Copy every line from the material below that holds "その花びらにくちづけを".

Records from a collection:
_ _ _

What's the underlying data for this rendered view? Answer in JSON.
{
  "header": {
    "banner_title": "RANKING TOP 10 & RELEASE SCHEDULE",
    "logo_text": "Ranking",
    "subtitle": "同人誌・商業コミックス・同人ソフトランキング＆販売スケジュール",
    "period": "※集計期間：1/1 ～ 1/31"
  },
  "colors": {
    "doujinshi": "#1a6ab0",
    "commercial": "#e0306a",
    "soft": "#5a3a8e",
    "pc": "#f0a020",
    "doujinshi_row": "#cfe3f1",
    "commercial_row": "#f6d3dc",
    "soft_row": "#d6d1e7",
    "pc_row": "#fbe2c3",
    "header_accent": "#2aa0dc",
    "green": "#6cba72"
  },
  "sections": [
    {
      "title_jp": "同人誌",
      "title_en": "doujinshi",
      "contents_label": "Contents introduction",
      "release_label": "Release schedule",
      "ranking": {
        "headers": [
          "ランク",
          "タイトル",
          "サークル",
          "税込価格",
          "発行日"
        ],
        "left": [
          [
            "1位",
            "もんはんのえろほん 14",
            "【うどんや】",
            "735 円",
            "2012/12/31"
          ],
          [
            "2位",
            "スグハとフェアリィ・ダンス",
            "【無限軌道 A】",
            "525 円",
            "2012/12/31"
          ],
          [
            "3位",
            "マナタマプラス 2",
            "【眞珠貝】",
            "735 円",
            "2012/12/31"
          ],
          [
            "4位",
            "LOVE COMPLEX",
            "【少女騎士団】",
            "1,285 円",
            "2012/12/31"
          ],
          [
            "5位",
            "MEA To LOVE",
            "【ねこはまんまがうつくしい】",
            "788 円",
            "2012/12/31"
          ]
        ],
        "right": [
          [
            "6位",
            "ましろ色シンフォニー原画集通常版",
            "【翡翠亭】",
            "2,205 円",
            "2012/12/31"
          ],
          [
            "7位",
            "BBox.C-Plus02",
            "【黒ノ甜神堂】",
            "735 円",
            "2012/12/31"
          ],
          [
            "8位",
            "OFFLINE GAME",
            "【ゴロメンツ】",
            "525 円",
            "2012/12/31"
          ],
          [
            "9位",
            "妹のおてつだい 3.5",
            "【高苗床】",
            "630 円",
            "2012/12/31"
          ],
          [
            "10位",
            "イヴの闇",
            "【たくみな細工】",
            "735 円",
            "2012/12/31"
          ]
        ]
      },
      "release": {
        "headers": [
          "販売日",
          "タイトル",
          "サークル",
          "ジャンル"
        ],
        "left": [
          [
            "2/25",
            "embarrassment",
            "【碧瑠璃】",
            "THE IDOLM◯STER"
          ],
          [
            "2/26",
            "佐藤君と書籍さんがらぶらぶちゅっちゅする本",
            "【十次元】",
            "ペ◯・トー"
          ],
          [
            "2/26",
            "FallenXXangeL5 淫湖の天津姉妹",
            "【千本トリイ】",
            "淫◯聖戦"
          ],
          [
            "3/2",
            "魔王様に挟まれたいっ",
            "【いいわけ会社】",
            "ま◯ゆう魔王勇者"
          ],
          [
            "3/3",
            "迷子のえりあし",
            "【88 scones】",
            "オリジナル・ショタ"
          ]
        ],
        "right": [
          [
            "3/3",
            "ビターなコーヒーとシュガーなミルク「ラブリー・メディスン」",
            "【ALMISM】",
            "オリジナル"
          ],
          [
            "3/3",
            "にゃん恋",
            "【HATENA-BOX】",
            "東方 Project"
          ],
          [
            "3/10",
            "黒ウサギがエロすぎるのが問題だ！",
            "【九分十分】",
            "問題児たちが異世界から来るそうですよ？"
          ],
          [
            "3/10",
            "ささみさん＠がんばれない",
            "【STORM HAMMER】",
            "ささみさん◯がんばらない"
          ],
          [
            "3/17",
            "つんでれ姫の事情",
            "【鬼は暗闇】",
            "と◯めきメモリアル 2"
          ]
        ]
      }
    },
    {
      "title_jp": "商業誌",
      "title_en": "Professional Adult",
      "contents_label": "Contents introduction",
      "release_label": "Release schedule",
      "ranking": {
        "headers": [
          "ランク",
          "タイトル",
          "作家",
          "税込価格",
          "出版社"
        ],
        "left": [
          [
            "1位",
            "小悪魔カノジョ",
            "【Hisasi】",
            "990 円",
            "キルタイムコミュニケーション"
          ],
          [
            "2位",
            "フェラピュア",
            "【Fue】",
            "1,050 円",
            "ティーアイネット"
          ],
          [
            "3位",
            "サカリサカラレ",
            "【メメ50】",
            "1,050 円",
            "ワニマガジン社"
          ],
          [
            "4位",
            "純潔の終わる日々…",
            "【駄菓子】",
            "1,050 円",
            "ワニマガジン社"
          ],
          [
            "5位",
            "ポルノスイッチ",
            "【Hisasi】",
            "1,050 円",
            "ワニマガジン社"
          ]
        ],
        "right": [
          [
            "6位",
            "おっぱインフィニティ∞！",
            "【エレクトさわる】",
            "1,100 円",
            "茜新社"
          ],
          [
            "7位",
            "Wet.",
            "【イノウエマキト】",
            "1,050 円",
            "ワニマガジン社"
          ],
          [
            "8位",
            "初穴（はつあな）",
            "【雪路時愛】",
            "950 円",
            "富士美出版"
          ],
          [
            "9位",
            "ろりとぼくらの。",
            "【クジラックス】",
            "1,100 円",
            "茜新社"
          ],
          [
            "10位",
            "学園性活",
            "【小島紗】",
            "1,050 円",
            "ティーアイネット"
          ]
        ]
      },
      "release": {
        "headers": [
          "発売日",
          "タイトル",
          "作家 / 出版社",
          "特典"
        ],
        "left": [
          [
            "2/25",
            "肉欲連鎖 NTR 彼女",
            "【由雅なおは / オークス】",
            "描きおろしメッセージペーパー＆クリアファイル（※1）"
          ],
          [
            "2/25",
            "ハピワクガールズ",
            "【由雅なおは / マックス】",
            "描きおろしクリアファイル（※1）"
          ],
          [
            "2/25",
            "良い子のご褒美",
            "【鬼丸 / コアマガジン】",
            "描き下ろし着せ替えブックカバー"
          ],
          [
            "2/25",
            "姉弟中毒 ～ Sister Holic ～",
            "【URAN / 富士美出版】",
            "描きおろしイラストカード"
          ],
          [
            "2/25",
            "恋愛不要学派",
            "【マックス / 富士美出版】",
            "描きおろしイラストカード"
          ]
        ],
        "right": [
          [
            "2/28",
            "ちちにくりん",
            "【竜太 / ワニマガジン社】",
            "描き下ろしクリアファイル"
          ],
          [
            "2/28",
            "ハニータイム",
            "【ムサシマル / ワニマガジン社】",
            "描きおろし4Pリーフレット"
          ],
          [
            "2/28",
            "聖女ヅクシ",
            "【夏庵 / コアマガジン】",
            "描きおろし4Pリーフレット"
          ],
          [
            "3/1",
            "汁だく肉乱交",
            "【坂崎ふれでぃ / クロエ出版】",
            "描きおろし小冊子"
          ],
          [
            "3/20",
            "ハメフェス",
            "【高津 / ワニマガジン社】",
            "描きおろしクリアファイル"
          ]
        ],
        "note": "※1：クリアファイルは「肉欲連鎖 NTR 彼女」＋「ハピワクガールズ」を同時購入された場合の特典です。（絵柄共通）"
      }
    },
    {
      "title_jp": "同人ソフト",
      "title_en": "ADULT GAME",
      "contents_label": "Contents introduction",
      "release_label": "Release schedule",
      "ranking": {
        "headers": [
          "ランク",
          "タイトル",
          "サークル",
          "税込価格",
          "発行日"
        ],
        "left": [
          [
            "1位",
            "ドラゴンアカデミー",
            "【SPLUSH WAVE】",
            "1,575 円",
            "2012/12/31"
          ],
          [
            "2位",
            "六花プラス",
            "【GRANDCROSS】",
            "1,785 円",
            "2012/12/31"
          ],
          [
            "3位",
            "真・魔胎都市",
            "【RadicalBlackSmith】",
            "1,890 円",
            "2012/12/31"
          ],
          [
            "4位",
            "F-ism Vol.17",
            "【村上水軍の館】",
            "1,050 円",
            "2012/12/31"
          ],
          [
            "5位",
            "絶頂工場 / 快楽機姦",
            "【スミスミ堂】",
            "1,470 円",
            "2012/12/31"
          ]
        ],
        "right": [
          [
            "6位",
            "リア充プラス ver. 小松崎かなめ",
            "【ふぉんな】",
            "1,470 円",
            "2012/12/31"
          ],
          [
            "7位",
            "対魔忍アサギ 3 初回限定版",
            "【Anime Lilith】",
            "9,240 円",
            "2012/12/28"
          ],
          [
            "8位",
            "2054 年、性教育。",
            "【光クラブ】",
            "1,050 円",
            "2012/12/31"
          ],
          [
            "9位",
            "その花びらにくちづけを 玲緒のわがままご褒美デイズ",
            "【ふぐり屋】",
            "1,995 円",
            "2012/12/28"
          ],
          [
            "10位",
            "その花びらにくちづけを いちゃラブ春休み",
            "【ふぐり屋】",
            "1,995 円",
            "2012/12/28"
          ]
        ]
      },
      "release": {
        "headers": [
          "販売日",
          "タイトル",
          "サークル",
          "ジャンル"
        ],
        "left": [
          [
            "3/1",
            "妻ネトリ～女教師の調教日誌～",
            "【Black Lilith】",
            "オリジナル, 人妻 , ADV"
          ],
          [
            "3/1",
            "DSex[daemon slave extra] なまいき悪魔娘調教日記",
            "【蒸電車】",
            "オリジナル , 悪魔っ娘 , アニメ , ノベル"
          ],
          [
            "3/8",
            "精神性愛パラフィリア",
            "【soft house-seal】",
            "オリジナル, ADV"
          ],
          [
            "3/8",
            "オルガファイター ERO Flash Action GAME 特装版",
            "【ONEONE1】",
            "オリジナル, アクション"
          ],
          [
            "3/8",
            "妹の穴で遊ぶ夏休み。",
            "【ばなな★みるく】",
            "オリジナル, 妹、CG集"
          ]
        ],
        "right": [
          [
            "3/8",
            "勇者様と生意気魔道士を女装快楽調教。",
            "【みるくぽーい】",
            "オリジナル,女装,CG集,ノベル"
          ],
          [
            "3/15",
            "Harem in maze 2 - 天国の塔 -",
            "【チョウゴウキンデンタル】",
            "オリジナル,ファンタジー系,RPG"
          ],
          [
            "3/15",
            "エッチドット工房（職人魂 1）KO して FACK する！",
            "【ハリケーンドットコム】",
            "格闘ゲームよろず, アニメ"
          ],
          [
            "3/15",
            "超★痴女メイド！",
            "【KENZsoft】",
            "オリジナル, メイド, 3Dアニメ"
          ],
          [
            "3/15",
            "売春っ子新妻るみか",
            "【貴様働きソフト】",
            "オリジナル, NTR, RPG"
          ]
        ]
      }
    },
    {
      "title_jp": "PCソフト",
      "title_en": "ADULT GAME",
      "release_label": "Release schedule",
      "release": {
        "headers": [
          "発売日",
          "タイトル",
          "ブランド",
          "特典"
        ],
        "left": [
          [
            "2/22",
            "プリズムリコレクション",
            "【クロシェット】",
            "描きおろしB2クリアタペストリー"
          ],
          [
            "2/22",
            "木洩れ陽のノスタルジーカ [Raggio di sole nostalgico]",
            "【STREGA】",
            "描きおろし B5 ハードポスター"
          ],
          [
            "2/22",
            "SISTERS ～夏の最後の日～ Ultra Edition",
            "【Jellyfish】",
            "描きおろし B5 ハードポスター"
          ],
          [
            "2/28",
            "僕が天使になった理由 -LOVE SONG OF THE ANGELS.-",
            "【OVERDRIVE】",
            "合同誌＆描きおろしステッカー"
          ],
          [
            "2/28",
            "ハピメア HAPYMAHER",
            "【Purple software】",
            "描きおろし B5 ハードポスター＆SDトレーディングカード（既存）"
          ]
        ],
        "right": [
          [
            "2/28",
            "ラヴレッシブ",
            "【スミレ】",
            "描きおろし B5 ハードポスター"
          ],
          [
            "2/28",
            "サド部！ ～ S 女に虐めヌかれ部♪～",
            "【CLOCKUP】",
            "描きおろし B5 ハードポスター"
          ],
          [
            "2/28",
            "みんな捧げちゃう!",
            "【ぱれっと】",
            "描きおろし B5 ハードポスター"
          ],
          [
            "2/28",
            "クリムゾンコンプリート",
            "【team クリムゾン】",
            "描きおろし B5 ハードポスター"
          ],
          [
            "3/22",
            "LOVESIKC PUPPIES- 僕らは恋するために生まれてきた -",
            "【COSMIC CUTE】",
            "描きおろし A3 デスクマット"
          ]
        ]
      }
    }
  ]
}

_ _ _

TASK RESULT
            "その花びらにくちづけを 玲緒のわがままご褒美デイズ",
            "その花びらにくちづけを いちゃラブ春休み",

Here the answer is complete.